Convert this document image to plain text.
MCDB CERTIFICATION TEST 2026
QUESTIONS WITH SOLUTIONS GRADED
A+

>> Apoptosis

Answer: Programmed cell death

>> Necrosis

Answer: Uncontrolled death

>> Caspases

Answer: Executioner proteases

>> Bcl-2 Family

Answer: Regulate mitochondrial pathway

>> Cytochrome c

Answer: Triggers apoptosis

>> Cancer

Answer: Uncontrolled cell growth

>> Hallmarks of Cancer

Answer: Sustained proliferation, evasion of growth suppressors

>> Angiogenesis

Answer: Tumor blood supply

........

| Assignment |
The number of lines in the data that hold "growth" must be the entire answer.

| Written response |
2